Extract every line in the records below that contains the string "video", copying each line in full.

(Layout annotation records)
++++

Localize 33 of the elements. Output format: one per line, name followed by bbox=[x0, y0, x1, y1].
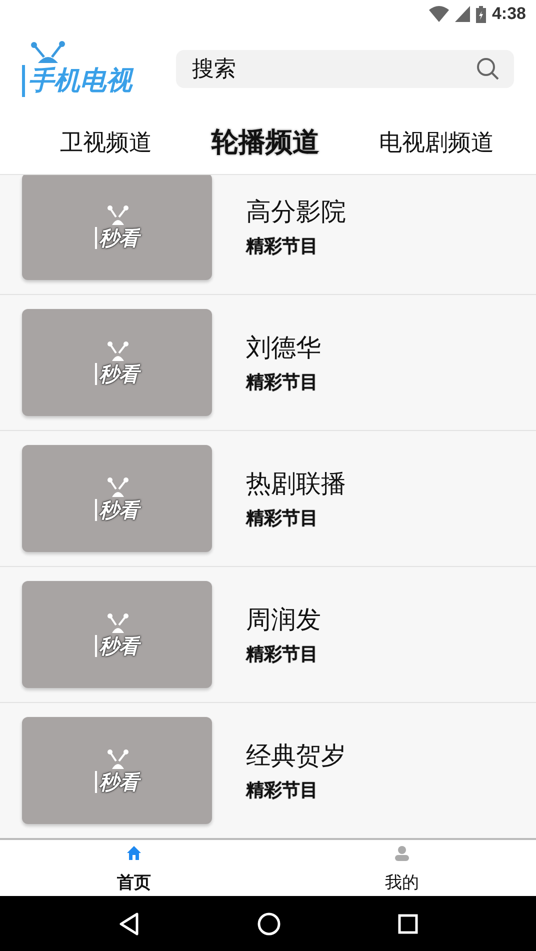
thumbnail-logo: 秒看 bbox=[95, 226, 139, 248]
wifi-icon bbox=[428, 6, 449, 22]
channel-tab[interactable]: 轮播频道 bbox=[212, 124, 320, 160]
thumbnail-logo: 秒看 bbox=[95, 498, 139, 520]
app-logo: 手机电视 bbox=[22, 65, 132, 97]
back-icon[interactable] bbox=[118, 912, 140, 936]
channel-title[interactable]: 经典贺岁 bbox=[246, 739, 346, 772]
antenna-icon bbox=[28, 41, 68, 63]
thumbnail-logo: 秒看 bbox=[95, 362, 139, 384]
search-icon[interactable] bbox=[476, 57, 500, 81]
battery-icon bbox=[476, 6, 486, 22]
channel-title[interactable]: 热剧联播 bbox=[246, 467, 346, 500]
nav-tab[interactable]: 我的 bbox=[268, 840, 536, 896]
channel-title[interactable]: 高分影院 bbox=[246, 195, 346, 228]
channel-title[interactable]: 刘德华 bbox=[246, 331, 321, 364]
home-icon bbox=[126, 845, 142, 861]
status-time: 4:38 bbox=[492, 4, 526, 24]
channel-subtitle: 精彩节目 bbox=[246, 371, 319, 394]
channel-subtitle: 精彩节目 bbox=[246, 235, 319, 258]
home-circle-icon[interactable] bbox=[256, 912, 281, 936]
channel-subtitle: 精彩节目 bbox=[246, 643, 319, 666]
person-icon bbox=[394, 845, 410, 861]
channel-tab[interactable]: 电视剧频道 bbox=[379, 126, 494, 158]
channel-subtitle: 精彩节目 bbox=[246, 779, 319, 802]
thumbnail-logo: 秒看 bbox=[95, 770, 139, 792]
channel-tab[interactable]: 卫视频道 bbox=[60, 126, 152, 158]
thumbnail-logo: 秒看 bbox=[95, 634, 139, 656]
signal-icon bbox=[454, 6, 470, 22]
nav-tab[interactable]: 首页 bbox=[0, 840, 268, 896]
channel-title[interactable]: 周润发 bbox=[246, 603, 321, 636]
recents-icon[interactable] bbox=[398, 914, 418, 934]
channel-subtitle: 精彩节目 bbox=[246, 507, 319, 530]
search-field[interactable]: 搜索 bbox=[176, 50, 514, 88]
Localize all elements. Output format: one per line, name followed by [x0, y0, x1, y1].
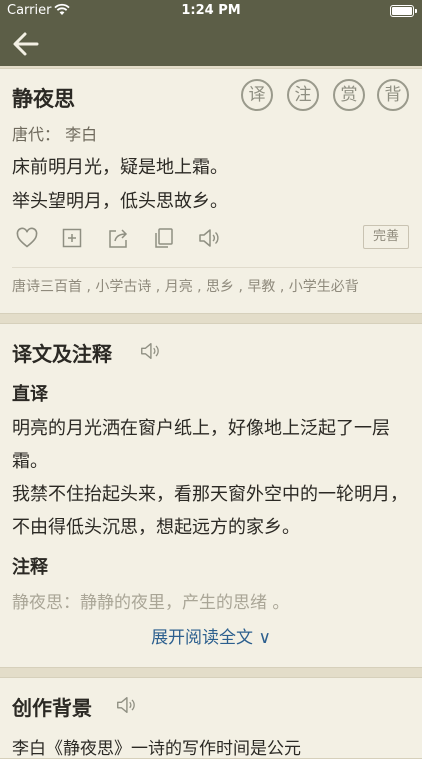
heart-icon[interactable]: [15, 226, 39, 250]
notes-heading: 注释: [12, 557, 48, 578]
back-arrow-icon[interactable]: [10, 28, 42, 60]
improve-button[interactable]: 完善: [363, 225, 409, 249]
speaker-icon[interactable]: [197, 226, 221, 250]
translate-seal-button[interactable]: 译: [241, 79, 273, 111]
speaker-icon[interactable]: [139, 340, 161, 362]
poem-tags[interactable]: 唐诗三百首 , 小学古诗 , 月亮 , 思乡 , 早教 , 小学生必背: [12, 276, 410, 296]
annotate-seal-button[interactable]: 注: [287, 79, 319, 111]
status-bar: Carrier 1:24 PM: [0, 0, 422, 22]
add-icon[interactable]: [60, 226, 84, 250]
appreciate-seal-button[interactable]: 赏: [333, 79, 365, 111]
speaker-icon[interactable]: [115, 694, 137, 716]
translation-paragraph: 我禁不住抬起头来，看那天窗外空中的一轮明月，不由得低头沉思，想起远方的家乡。: [12, 484, 408, 538]
section-title: 创作背景: [12, 696, 92, 720]
battery-icon: [390, 5, 417, 17]
background-preview: 李白《静夜思》一诗的写作时间是公元: [12, 739, 301, 759]
poem-title: 静夜思: [12, 87, 75, 111]
share-icon[interactable]: [106, 226, 130, 250]
note-preview: 静夜思：静静的夜里，产生的思绪 。: [12, 593, 290, 613]
recite-seal-button[interactable]: 背: [377, 79, 409, 111]
expand-full-text-link[interactable]: 展开阅读全文 ∨: [0, 623, 422, 648]
poem-line: 举头望明月，低头思故乡。: [12, 191, 228, 212]
direct-translation-heading: 直译: [12, 384, 48, 405]
poem-card: 静夜思 译 注 赏 背 唐代： 李白 床前明月光，疑是地上霜。 举头望明月，低头…: [0, 68, 422, 314]
translation-paragraph: 明亮的月光洒在窗户纸上，好像地上泛起了一层霜。: [12, 418, 390, 472]
background-card: 创作背景 李白《静夜思》一诗的写作时间是公元: [0, 677, 422, 759]
translation-card: 译文及注释 直译 明亮的月光洒在窗户纸上，好像地上泛起了一层霜。 我禁不住抬起头…: [0, 323, 422, 668]
divider: [12, 267, 422, 268]
nav-bar: [0, 22, 422, 66]
section-title: 译文及注释: [12, 342, 112, 366]
copy-icon[interactable]: [152, 226, 176, 250]
clock: 1:24 PM: [181, 3, 241, 18]
poem-line: 床前明月光，疑是地上霜。: [12, 157, 228, 178]
poem-author: 唐代： 李白: [12, 125, 98, 144]
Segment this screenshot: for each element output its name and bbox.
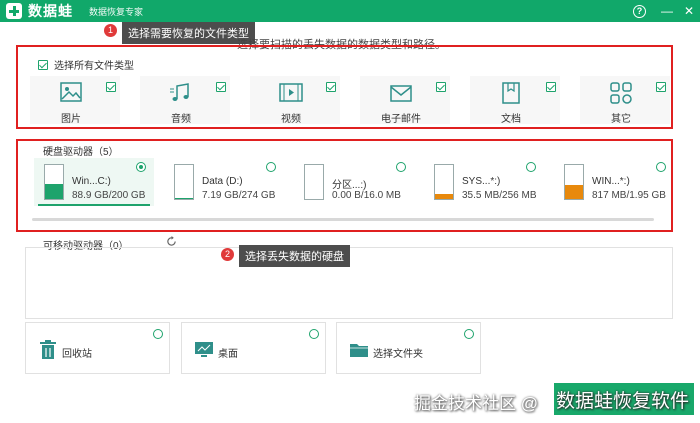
drive-item[interactable]: Data (D:) 7.19 GB/274 GB (164, 158, 284, 206)
disk-usage-fill (175, 197, 193, 199)
title-bar: 数据蛙 数据恢复专家 ? — ✕ (0, 0, 700, 22)
drive-name: SYS...*:) (462, 176, 501, 187)
drive-item[interactable]: WIN...*:) 817 MB/1.95 GB (554, 158, 674, 206)
audio-checkbox[interactable] (216, 82, 226, 92)
image-checkbox[interactable] (106, 82, 116, 92)
file-type-other[interactable]: 其它 (580, 76, 670, 125)
email-icon (390, 85, 412, 102)
drive-radio[interactable] (656, 162, 666, 172)
location-radio[interactable] (153, 329, 163, 339)
document-checkbox[interactable] (546, 82, 556, 92)
location-radio[interactable] (464, 329, 474, 339)
disk-icon (564, 164, 584, 200)
file-type-label: 其它 (611, 114, 631, 125)
drive-size: 817 MB/1.95 GB (592, 190, 666, 201)
select-all-checkbox[interactable] (38, 59, 48, 70)
location-choose-folder[interactable]: 选择文件夹 (336, 322, 481, 374)
disk-icon (174, 164, 194, 200)
file-type-image[interactable]: 图片 (30, 76, 120, 125)
app-subtitle: 数据恢复专家 (89, 6, 144, 17)
hard-drive-section-title: 硬盘驱动器（5） (43, 147, 119, 158)
drive-list-scrollbar[interactable] (32, 218, 654, 221)
location-recycle-bin[interactable]: 回收站 (25, 322, 170, 374)
drive-radio[interactable] (526, 162, 536, 172)
disk-icon (434, 164, 454, 200)
drive-name: WIN...*:) (592, 176, 630, 187)
music-icon (170, 83, 189, 101)
minimize-icon[interactable]: — (656, 4, 678, 18)
file-type-document[interactable]: 文档 (470, 76, 560, 125)
document-icon (502, 82, 520, 104)
refresh-icon[interactable] (166, 236, 177, 247)
file-type-label: 文档 (501, 114, 521, 125)
app-logo-icon (6, 3, 22, 19)
drive-radio[interactable] (136, 162, 146, 172)
file-type-list: 图片 音频 视频 电子邮件 文档 其它 (30, 76, 670, 125)
callout-number-1: 1 (104, 24, 117, 37)
select-all-label: 选择所有文件类型 (54, 61, 134, 72)
drive-name: Data (D:) (202, 176, 243, 187)
callout-tip-2: 选择丢失数据的硬盘 (239, 245, 350, 267)
select-all-file-types[interactable]: 选择所有文件类型 (38, 57, 134, 72)
location-label: 回收站 (62, 349, 92, 360)
watermark-brand: 数据蛙恢复软件 (556, 391, 690, 412)
callout-number-2: 2 (221, 248, 234, 261)
apps-icon (610, 82, 632, 104)
drive-name: 分区...:) (332, 180, 367, 191)
email-checkbox[interactable] (436, 82, 446, 92)
file-type-audio[interactable]: 音频 (140, 76, 230, 125)
disk-icon (304, 164, 324, 200)
callout-tip-1: 选择需要恢复的文件类型 (122, 22, 255, 44)
drive-item[interactable]: Win...C:) 88.9 GB/200 GB (34, 158, 154, 206)
disk-usage-fill (565, 184, 583, 199)
file-type-label: 视频 (281, 114, 301, 125)
folder-icon (350, 344, 368, 357)
video-checkbox[interactable] (326, 82, 336, 92)
file-type-label: 图片 (61, 114, 81, 125)
location-desktop[interactable]: 桌面 (181, 322, 326, 374)
app-logo: 数据蛙 (6, 1, 73, 21)
other-checkbox[interactable] (656, 82, 666, 92)
disk-usage-fill (45, 184, 63, 199)
watermark-community: 掘金技术社区 @ (414, 394, 538, 413)
drive-size: 88.9 GB/200 GB (72, 190, 146, 201)
drive-size: 35.5 MB/256 MB (462, 190, 537, 201)
recycle-bin-icon (40, 340, 56, 359)
close-icon[interactable]: ✕ (678, 4, 700, 18)
drive-size: 7.19 GB/274 GB (202, 190, 276, 201)
file-type-video[interactable]: 视频 (250, 76, 340, 125)
file-type-email[interactable]: 电子邮件 (360, 76, 450, 125)
desktop-icon (195, 342, 213, 357)
window-controls: ? — ✕ (633, 0, 700, 22)
drive-radio[interactable] (266, 162, 276, 172)
drive-item[interactable]: SYS...*:) 35.5 MB/256 MB (424, 158, 544, 206)
file-type-label: 音频 (171, 114, 191, 125)
drive-name: Win...C:) (72, 176, 111, 187)
drive-item[interactable]: 分区...:) 0.00 B/16.0 MB (294, 158, 414, 206)
help-icon[interactable]: ? (633, 4, 646, 18)
app-name: 数据蛙 (28, 3, 73, 19)
location-radio[interactable] (309, 329, 319, 339)
disk-usage-fill (435, 194, 453, 199)
video-icon (279, 83, 303, 102)
drive-size: 0.00 B/16.0 MB (332, 190, 401, 201)
location-label: 选择文件夹 (373, 349, 423, 360)
drive-radio[interactable] (396, 162, 406, 172)
disk-icon (44, 164, 64, 200)
file-type-label: 电子邮件 (381, 114, 421, 125)
location-label: 桌面 (218, 349, 238, 360)
image-icon (60, 82, 82, 102)
selected-underline (38, 204, 150, 206)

++++

#### Response to this task:
video-checkbox[interactable] (326, 82, 336, 92)
file-type-video[interactable]: 视频 (250, 76, 340, 125)
video-icon (279, 83, 303, 102)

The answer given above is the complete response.